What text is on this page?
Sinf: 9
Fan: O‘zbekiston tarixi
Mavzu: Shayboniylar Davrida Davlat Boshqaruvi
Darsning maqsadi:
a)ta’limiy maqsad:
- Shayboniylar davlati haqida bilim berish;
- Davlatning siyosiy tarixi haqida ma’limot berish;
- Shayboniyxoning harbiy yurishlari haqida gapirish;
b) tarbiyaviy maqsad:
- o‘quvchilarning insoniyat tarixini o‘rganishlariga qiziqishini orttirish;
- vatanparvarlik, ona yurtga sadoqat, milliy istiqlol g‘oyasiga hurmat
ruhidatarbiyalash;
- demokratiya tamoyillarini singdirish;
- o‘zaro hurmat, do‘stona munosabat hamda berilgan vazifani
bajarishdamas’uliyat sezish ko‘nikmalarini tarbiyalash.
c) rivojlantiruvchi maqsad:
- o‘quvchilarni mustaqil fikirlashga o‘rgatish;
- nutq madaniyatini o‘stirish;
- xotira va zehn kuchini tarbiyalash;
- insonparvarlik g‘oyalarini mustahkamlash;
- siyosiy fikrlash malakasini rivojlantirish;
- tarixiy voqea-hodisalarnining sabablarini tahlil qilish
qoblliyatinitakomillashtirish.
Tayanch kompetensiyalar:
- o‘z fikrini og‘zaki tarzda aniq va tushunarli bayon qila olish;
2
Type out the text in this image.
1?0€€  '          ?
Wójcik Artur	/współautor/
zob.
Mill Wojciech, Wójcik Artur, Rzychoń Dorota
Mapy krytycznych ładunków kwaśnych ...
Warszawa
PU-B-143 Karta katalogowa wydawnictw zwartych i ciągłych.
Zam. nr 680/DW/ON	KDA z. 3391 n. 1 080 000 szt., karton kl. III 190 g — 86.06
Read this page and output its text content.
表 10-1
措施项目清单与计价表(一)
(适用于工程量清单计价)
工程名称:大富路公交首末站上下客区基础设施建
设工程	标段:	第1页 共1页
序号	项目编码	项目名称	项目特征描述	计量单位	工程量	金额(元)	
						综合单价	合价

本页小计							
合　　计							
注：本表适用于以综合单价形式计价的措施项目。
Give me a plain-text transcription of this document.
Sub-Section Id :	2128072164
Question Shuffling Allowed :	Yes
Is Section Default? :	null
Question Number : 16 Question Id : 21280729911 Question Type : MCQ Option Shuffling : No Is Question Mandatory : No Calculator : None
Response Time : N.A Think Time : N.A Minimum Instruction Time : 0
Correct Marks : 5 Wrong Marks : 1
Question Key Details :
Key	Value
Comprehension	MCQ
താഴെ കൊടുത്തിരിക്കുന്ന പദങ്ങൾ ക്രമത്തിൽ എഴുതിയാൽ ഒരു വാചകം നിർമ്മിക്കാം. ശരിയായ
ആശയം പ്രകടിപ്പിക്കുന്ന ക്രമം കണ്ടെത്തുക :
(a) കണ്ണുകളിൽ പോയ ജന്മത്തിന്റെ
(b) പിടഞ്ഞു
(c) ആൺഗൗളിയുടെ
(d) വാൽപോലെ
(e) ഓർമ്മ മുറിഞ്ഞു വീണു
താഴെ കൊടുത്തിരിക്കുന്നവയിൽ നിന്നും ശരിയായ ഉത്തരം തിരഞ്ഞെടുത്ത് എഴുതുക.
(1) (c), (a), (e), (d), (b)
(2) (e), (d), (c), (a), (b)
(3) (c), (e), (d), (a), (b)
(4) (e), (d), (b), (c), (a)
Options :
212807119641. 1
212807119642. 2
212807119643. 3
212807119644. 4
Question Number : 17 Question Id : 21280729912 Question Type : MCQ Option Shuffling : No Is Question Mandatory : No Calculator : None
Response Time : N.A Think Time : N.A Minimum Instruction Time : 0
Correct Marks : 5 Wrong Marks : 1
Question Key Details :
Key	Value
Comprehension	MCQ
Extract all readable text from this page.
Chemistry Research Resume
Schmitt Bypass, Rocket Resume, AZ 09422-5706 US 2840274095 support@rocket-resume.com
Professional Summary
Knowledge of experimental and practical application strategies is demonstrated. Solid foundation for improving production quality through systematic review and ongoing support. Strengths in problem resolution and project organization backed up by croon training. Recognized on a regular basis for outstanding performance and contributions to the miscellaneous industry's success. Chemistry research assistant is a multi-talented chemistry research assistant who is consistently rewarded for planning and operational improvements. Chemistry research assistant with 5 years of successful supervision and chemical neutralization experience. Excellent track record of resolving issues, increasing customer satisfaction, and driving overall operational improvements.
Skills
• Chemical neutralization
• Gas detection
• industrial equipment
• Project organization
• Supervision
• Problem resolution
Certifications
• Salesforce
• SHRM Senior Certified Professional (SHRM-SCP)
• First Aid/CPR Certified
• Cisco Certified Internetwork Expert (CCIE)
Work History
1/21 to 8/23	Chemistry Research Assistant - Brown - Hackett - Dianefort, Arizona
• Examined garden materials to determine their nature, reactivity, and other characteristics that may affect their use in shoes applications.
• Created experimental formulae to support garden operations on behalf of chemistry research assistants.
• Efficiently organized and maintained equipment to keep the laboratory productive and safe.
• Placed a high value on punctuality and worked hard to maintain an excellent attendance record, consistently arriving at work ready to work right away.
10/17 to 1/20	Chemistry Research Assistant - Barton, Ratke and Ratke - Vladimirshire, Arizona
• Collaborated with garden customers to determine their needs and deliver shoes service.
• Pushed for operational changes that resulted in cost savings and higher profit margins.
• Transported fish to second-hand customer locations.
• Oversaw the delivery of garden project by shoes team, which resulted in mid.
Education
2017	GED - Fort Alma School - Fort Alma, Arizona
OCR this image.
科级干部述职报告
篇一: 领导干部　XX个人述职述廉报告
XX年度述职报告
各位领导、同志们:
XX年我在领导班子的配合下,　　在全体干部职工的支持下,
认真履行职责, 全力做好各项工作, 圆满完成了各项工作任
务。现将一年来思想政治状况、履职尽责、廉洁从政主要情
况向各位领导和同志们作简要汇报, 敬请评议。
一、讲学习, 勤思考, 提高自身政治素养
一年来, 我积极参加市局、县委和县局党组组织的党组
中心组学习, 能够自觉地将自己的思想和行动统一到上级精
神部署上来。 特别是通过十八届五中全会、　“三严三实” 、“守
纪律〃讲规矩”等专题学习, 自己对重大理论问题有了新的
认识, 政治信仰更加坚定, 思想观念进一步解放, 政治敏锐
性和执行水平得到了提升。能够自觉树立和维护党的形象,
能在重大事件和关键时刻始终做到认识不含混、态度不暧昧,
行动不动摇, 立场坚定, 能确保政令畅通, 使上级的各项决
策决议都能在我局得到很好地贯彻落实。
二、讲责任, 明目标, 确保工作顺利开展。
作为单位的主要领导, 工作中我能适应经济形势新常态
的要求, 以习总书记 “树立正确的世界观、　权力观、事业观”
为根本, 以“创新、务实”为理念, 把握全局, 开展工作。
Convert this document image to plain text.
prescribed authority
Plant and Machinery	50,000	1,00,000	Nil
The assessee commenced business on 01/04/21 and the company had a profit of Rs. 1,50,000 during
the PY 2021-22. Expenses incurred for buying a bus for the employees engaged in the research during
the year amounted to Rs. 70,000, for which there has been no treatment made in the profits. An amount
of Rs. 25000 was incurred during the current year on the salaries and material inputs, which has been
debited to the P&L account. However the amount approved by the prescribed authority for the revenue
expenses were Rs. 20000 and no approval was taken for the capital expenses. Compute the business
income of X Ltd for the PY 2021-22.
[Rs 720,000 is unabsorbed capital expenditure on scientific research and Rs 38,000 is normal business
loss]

----------

__TASK REQUIREMENTS__
Write out all the records above again, exactly as they stand.

__ANSWER BELOW__
What text is on this page?
Sinf: 9
Fan: O‘zbekiston tarixi
Mavzu: Shayboniylar Davrida Davlat Boshqaruvi
Darsning maqsadi:
a)ta’limiy maqsad:
- Shayboniylar davlati haqida bilim berish;
- Davlatning siyosiy tarixi haqida ma’limot berish;
- Shayboniyxoning harbiy yurishlari haqida gapirish;
b) tarbiyaviy maqsad:
- o‘quvchilarning insoniyat tarixini o‘rganishlariga qiziqishini orttirish;
- vatanparvarlik, ona yurtga sadoqat, milliy istiqlol g‘oyasiga hurmat
ruhidatarbiyalash;
- demokratiya tamoyillarini singdirish;
- o‘zaro hurmat, do‘stona munosabat hamda berilgan vazifani
bajarishdamas’uliyat sezish ko‘nikmalarini tarbiyalash.
c) rivojlantiruvchi maqsad:
- o‘quvchilarni mustaqil fikirlashga o‘rgatish;
- nutq madaniyatini o‘stirish;
- xotira va zehn kuchini tarbiyalash;
- insonparvarlik g‘oyalarini mustahkamlash;
- siyosiy fikrlash malakasini rivojlantirish;
- tarixiy voqea-hodisalarnining sabablarini tahlil qilish
qoblliyatinitakomillashtirish.
Tayanch kompetensiyalar:
- o‘z fikrini og‘zaki tarzda aniq va tushunarli bayon qila olish;
2
Type out the text in this image.
1?0€€  '          ?
Wójcik Artur	/współautor/
zob.
Mill Wojciech, Wójcik Artur, Rzychoń Dorota
Mapy krytycznych ładunków kwaśnych ...
Warszawa
PU-B-143 Karta katalogowa wydawnictw zwartych i ciągłych.
Zam. nr 680/DW/ON	KDA z. 3391 n. 1 080 000 szt., karton kl. III 190 g — 86.06
Read this page and output its text content.
表 10-1
措施项目清单与计价表(一)
(适用于工程量清单计价)
工程名称:大富路公交首末站上下客区基础设施建
设工程	标段:	第1页 共1页
序号	项目编码	项目名称	项目特征描述	计量单位	工程量	金额(元)	
						综合单价	合价

本页小计							
合　　计							
注：本表适用于以综合单价形式计价的措施项目。
Give me a plain-text transcription of this document.
Sub-Section Id :	2128072164
Question Shuffling Allowed :	Yes
Is Section Default? :	null
Question Number : 16 Question Id : 21280729911 Question Type : MCQ Option Shuffling : No Is Question Mandatory : No Calculator : None
Response Time : N.A Think Time : N.A Minimum Instruction Time : 0
Correct Marks : 5 Wrong Marks : 1
Question Key Details :
Key	Value
Comprehension	MCQ
താഴെ കൊടുത്തിരിക്കുന്ന പദങ്ങൾ ക്രമത്തിൽ എഴുതിയാൽ ഒരു വാചകം നിർമ്മിക്കാം. ശരിയായ
ആശയം പ്രകടിപ്പിക്കുന്ന ക്രമം കണ്ടെത്തുക :
(a) കണ്ണുകളിൽ പോയ ജന്മത്തിന്റെ
(b) പിടഞ്ഞു
(c) ആൺഗൗളിയുടെ
(d) വാൽപോലെ
(e) ഓർമ്മ മുറിഞ്ഞു വീണു
താഴെ കൊടുത്തിരിക്കുന്നവയിൽ നിന്നും ശരിയായ ഉത്തരം തിരഞ്ഞെടുത്ത് എഴുതുക.
(1) (c), (a), (e), (d), (b)
(2) (e), (d), (c), (a), (b)
(3) (c), (e), (d), (a), (b)
(4) (e), (d), (b), (c), (a)
Options :
212807119641. 1
212807119642. 2
212807119643. 3
212807119644. 4
Question Number : 17 Question Id : 21280729912 Question Type : MCQ Option Shuffling : No Is Question Mandatory : No Calculator : None
Response Time : N.A Think Time : N.A Minimum Instruction Time : 0
Correct Marks : 5 Wrong Marks : 1
Question Key Details :
Key	Value
Comprehension	MCQ
Extract all readable text from this page.
Chemistry Research Resume
Schmitt Bypass, Rocket Resume, AZ 09422-5706 US 2840274095 support@rocket-resume.com
Professional Summary
Knowledge of experimental and practical application strategies is demonstrated. Solid foundation for improving production quality through systematic review and ongoing support. Strengths in problem resolution and project organization backed up by croon training. Recognized on a regular basis for outstanding performance and contributions to the miscellaneous industry's success. Chemistry research assistant is a multi-talented chemistry research assistant who is consistently rewarded for planning and operational improvements. Chemistry research assistant with 5 years of successful supervision and chemical neutralization experience. Excellent track record of resolving issues, increasing customer satisfaction, and driving overall operational improvements.
Skills
• Chemical neutralization
• Gas detection
• industrial equipment
• Project organization
• Supervision
• Problem resolution
Certifications
• Salesforce
• SHRM Senior Certified Professional (SHRM-SCP)
• First Aid/CPR Certified
• Cisco Certified Internetwork Expert (CCIE)
Work History
1/21 to 8/23	Chemistry Research Assistant - Brown - Hackett - Dianefort, Arizona
• Examined garden materials to determine their nature, reactivity, and other characteristics that may affect their use in shoes applications.
• Created experimental formulae to support garden operations on behalf of chemistry research assistants.
• Efficiently organized and maintained equipment to keep the laboratory productive and safe.
• Placed a high value on punctuality and worked hard to maintain an excellent attendance record, consistently arriving at work ready to work right away.
10/17 to 1/20	Chemistry Research Assistant - Barton, Ratke and Ratke - Vladimirshire, Arizona
• Collaborated with garden customers to determine their needs and deliver shoes service.
• Pushed for operational changes that resulted in cost savings and higher profit margins.
• Transported fish to second-hand customer locations.
• Oversaw the delivery of garden project by shoes team, which resulted in mid.
Education
2017	GED - Fort Alma School - Fort Alma, Arizona
OCR this image.
科级干部述职报告
篇一: 领导干部　XX个人述职述廉报告
XX年度述职报告
各位领导、同志们:
XX年我在领导班子的配合下,　　在全体干部职工的支持下,
认真履行职责, 全力做好各项工作, 圆满完成了各项工作任
务。现将一年来思想政治状况、履职尽责、廉洁从政主要情
况向各位领导和同志们作简要汇报, 敬请评议。
一、讲学习, 勤思考, 提高自身政治素养
一年来, 我积极参加市局、县委和县局党组组织的党组
中心组学习, 能够自觉地将自己的思想和行动统一到上级精
神部署上来。 特别是通过十八届五中全会、　“三严三实” 、“守
纪律〃讲规矩”等专题学习, 自己对重大理论问题有了新的
认识, 政治信仰更加坚定, 思想观念进一步解放, 政治敏锐
性和执行水平得到了提升。能够自觉树立和维护党的形象,
能在重大事件和关键时刻始终做到认识不含混、态度不暧昧,
行动不动摇, 立场坚定, 能确保政令畅通, 使上级的各项决
策决议都能在我局得到很好地贯彻落实。
二、讲责任, 明目标, 确保工作顺利开展。
作为单位的主要领导, 工作中我能适应经济形势新常态
的要求, 以习总书记 “树立正确的世界观、　权力观、事业观”
为根本, 以“创新、务实”为理念, 把握全局, 开展工作。
Convert this document image to plain text.
prescribed authority
Plant and Machinery	50,000	1,00,000	Nil
The assessee commenced business on 01/04/21 and the company had a profit of Rs. 1,50,000 during
the PY 2021-22. Expenses incurred for buying a bus for the employees engaged in the research during
the year amounted to Rs. 70,000, for which there has been no treatment made in the profits. An amount
of Rs. 25000 was incurred during the current year on the salaries and material inputs, which has been
debited to the P&L account. However the amount approved by the prescribed authority for the revenue
expenses were Rs. 20000 and no approval was taken for the capital expenses. Compute the business
income of X Ltd for the PY 2021-22.
[Rs 720,000 is unabsorbed capital expenditure on scientific research and Rs 38,000 is normal business
loss]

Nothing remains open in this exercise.